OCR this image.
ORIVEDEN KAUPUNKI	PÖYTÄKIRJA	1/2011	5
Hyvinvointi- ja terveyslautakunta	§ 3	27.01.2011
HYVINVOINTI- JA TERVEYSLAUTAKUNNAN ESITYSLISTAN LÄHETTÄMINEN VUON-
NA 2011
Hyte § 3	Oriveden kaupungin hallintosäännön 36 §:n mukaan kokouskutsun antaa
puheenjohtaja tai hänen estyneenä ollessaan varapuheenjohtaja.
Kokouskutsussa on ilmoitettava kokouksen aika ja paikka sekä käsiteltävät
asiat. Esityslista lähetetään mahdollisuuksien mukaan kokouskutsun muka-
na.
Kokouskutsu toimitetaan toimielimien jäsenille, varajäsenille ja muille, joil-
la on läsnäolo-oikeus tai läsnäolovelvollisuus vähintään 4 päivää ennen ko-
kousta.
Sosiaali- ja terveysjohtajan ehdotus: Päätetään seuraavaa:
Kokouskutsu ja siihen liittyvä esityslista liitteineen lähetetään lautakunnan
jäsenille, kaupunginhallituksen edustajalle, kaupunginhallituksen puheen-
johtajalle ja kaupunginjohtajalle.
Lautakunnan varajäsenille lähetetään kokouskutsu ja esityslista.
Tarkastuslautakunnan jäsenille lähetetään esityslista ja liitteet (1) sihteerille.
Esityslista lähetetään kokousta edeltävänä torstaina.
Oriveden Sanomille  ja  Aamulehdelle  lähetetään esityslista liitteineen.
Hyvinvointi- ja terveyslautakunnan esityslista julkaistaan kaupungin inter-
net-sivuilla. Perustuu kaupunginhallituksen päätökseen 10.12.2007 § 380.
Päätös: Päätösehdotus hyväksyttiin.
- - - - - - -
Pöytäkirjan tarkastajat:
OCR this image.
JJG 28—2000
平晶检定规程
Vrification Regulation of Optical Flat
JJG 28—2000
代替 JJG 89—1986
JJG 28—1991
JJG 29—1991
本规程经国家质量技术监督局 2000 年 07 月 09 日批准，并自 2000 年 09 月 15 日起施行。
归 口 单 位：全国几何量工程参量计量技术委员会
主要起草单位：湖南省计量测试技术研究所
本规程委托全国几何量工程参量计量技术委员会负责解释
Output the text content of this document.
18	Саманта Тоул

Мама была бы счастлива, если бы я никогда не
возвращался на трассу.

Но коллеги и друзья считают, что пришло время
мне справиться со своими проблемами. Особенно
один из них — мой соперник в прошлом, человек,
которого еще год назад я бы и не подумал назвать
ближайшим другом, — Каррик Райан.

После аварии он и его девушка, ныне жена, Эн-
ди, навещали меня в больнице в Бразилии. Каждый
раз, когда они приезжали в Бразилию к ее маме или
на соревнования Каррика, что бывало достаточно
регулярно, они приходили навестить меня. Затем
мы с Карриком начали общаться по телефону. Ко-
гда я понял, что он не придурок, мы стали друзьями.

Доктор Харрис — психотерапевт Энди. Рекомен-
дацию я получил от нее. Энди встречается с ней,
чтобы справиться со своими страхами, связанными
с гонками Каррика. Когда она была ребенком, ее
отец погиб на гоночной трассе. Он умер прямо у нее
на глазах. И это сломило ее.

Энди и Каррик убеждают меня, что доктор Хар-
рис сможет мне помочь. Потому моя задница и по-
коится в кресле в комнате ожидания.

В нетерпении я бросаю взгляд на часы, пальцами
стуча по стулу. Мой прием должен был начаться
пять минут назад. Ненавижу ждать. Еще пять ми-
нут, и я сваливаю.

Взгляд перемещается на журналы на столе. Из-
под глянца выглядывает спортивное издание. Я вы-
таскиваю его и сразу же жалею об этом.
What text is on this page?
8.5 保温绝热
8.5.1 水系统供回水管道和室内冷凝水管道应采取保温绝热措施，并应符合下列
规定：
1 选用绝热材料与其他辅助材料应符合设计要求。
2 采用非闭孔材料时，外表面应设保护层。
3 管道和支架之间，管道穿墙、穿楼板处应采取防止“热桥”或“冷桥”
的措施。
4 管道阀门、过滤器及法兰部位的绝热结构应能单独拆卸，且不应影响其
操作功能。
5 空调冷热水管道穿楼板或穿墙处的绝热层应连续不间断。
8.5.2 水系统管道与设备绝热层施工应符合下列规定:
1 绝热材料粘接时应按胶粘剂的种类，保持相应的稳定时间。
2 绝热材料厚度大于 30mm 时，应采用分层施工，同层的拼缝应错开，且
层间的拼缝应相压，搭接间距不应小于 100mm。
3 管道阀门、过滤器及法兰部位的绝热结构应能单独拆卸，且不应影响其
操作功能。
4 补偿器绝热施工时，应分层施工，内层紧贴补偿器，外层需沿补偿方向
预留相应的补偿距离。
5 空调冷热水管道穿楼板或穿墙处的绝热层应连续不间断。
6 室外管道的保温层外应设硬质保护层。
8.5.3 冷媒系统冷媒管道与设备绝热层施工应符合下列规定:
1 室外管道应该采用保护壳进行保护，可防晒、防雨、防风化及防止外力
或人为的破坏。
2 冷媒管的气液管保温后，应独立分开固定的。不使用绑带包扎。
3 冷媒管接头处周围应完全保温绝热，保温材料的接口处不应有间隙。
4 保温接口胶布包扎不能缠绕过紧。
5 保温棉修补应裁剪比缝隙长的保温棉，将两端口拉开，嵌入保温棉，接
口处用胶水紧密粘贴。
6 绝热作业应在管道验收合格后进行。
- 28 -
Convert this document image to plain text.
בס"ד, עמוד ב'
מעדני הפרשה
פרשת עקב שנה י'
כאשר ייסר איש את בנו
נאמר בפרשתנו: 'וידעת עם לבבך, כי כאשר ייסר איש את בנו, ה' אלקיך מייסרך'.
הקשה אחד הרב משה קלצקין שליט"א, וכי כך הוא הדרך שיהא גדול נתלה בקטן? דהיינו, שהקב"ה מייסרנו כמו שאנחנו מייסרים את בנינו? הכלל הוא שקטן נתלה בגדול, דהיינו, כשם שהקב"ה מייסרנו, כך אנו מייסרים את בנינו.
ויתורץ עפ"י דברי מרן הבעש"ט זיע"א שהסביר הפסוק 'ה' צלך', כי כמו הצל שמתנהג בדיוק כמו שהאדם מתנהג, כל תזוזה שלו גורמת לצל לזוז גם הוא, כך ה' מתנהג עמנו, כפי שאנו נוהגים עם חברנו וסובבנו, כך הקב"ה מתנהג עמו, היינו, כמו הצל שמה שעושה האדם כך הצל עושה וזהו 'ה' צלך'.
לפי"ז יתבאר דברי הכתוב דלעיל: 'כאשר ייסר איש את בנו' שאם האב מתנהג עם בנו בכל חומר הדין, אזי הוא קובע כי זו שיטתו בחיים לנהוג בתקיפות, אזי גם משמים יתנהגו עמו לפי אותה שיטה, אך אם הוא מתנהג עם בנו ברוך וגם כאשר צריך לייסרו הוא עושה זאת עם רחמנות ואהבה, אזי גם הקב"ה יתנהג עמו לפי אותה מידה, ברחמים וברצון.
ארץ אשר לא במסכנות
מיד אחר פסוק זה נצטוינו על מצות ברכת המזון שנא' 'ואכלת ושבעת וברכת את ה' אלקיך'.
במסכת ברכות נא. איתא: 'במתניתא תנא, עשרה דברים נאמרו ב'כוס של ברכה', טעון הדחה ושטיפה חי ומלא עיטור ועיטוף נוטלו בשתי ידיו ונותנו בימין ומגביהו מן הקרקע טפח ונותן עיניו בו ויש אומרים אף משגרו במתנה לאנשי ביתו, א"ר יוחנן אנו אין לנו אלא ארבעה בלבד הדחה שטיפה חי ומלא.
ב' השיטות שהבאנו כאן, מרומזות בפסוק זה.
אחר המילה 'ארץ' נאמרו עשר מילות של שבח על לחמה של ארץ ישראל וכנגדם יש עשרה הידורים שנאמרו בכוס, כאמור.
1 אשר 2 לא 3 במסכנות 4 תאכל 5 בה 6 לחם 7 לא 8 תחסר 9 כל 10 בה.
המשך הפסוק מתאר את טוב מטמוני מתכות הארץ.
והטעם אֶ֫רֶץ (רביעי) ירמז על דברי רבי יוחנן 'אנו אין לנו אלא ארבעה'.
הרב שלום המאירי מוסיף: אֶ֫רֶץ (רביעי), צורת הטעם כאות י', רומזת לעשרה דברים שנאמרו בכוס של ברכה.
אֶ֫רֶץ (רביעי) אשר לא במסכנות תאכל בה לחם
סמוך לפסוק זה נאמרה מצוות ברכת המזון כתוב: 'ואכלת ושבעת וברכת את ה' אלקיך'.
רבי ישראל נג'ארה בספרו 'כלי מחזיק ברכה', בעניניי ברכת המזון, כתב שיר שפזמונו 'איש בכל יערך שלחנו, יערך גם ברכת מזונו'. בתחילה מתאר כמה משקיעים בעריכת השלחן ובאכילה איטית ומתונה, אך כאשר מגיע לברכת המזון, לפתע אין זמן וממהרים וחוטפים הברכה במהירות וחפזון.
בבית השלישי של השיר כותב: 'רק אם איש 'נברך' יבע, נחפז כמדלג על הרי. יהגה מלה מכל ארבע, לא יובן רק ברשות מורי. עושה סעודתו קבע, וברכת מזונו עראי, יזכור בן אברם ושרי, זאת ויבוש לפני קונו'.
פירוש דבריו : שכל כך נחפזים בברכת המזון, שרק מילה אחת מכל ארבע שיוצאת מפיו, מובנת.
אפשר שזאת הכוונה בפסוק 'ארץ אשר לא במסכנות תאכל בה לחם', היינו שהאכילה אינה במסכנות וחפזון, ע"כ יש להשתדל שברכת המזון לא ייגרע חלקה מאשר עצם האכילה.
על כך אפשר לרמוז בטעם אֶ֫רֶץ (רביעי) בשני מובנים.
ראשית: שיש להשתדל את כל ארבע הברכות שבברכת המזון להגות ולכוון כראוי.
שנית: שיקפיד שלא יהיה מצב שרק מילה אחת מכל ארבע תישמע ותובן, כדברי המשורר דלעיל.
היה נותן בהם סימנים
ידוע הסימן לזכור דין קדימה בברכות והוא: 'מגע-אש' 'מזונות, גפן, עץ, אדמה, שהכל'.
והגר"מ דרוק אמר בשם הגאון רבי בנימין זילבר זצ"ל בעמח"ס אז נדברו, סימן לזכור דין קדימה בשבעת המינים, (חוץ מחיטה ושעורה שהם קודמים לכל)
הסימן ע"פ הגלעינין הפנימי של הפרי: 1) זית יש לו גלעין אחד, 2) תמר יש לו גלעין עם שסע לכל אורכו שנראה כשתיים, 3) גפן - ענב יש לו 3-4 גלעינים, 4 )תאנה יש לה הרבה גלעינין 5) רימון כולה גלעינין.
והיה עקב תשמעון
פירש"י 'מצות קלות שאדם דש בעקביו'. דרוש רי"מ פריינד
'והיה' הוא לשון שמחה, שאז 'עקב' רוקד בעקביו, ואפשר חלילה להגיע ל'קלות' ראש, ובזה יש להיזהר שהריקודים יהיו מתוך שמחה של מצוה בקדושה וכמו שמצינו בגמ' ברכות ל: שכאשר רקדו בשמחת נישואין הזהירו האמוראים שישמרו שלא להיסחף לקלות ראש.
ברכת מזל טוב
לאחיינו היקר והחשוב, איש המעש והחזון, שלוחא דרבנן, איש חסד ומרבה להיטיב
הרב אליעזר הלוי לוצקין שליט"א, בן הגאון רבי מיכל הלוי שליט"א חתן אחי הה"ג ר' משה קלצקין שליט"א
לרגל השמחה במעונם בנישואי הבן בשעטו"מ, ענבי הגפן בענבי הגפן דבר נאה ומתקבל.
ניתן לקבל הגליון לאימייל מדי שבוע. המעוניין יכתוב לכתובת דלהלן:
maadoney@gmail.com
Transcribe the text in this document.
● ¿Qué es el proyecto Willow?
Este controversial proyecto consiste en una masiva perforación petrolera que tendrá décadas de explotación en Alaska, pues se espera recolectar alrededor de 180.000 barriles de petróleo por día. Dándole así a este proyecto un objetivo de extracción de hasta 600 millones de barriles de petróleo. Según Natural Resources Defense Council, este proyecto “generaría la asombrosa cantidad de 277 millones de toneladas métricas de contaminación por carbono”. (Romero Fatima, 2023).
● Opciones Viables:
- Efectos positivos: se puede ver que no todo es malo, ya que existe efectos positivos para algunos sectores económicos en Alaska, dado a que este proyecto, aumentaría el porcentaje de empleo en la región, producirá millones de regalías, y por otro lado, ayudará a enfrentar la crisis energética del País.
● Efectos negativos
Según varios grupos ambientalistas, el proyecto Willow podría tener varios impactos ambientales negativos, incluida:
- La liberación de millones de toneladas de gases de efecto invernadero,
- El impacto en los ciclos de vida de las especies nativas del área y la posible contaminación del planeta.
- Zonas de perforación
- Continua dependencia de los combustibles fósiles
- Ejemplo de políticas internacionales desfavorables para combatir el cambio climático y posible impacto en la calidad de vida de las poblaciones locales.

----

The request »
Report all lines of the data that include the word "this".

The completed task »
OCR this image.
OCR this image.
Output the text content of this document.
What text is on this page?
Convert this document image to plain text.
Transcribe the text in this document.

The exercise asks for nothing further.